■ What to work on
Extract the lines beginning with the line that contains "Patent image size: (982, 1230)." and ending with the line that contains "The control board 32 is at (365, 278).", and reproduce them exactly.

■ Input data
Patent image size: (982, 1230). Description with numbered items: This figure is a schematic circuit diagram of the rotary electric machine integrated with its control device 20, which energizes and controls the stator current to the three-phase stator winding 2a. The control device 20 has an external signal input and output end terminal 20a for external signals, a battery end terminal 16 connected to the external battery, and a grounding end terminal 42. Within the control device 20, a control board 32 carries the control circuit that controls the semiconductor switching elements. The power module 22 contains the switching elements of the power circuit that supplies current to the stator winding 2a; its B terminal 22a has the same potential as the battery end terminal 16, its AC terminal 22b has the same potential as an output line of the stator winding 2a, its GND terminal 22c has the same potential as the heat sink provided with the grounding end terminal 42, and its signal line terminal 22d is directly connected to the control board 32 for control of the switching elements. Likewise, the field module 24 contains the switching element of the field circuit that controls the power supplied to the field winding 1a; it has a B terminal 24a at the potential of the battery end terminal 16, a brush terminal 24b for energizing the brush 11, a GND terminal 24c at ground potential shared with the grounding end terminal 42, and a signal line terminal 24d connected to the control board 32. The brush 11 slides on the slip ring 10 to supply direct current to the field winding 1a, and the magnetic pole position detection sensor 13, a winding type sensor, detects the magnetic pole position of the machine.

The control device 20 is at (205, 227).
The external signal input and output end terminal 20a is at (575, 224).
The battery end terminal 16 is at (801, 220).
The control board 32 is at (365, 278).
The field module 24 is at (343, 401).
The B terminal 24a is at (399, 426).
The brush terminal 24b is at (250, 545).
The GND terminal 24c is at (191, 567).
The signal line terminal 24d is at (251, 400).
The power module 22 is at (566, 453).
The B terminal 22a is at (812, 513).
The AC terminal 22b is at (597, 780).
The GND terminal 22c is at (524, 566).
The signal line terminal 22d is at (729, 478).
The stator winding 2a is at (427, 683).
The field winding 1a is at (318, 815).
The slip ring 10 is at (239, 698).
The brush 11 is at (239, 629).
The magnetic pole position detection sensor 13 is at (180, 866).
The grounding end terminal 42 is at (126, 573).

--

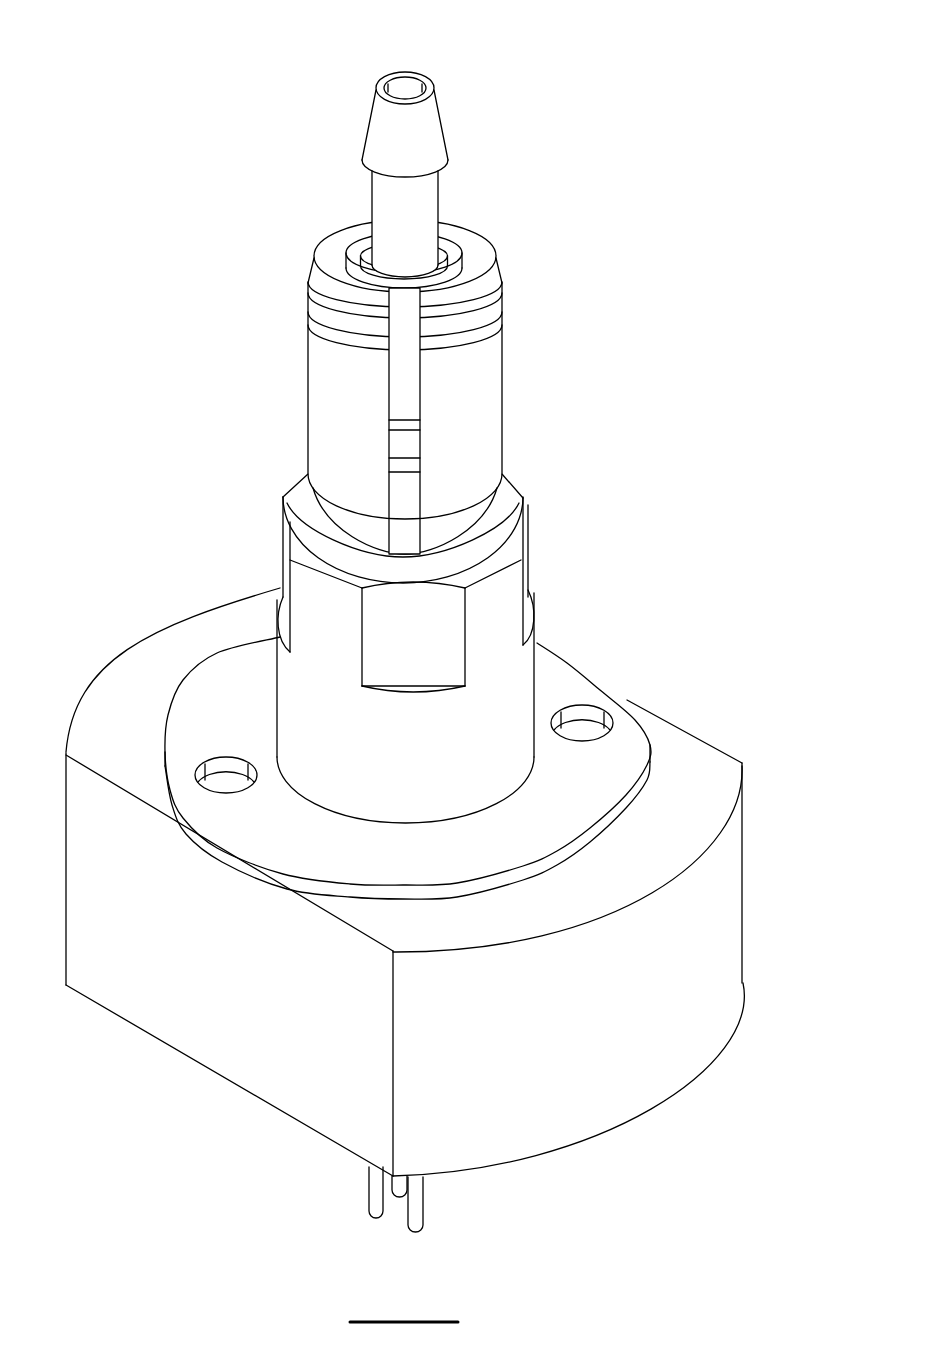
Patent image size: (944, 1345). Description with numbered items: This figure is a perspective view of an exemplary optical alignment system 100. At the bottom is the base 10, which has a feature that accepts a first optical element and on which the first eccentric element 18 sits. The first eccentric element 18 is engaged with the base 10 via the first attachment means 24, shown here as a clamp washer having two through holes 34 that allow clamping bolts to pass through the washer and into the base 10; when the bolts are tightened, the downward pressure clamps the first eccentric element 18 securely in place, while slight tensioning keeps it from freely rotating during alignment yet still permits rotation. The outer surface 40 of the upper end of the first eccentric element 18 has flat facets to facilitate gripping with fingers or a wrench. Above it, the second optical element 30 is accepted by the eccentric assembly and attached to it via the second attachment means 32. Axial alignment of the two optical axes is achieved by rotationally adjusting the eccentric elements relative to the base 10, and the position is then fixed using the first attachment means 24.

■ Completed task
Patent image size: (982, 1230). Description with numbered items: This figure is a schematic circuit diagram of the rotary electric machine integrated with its control device 20, which energizes and controls the stator current to the three-phase stator winding 2a. The control device 20 has an external signal input and output end terminal 20a for external signals, a battery end terminal 16 connected to the external battery, and a grounding end terminal 42. Within the control device 20, a control board 32 carries the control circuit that controls the semiconductor switching elements. The power module 22 contains the switching elements of the power circuit that supplies current to the stator winding 2a; its B terminal 22a has the same potential as the battery end terminal 16, its AC terminal 22b has the same potential as an output line of the stator winding 2a, its GND terminal 22c has the same potential as the heat sink provided with the grounding end terminal 42, and its signal line terminal 22d is directly connected to the control board 32 for control of the switching elements. Likewise, the field module 24 contains the switching element of the field circuit that controls the power supplied to the field winding 1a; it has a B terminal 24a at the potential of the battery end terminal 16, a brush terminal 24b for energizing the brush 11, a GND terminal 24c at ground potential shared with the grounding end terminal 42, and a signal line terminal 24d connected to the control board 32. The brush 11 slides on the slip ring 10 to supply direct current to the field winding 1a, and the magnetic pole position detection sensor 13, a winding type sensor, detects the magnetic pole position of the machine.

The control device 20 is at (205, 227).
The external signal input and output end terminal 20a is at (575, 224).
The battery end terminal 16 is at (801, 220).
The control board 32 is at (365, 278).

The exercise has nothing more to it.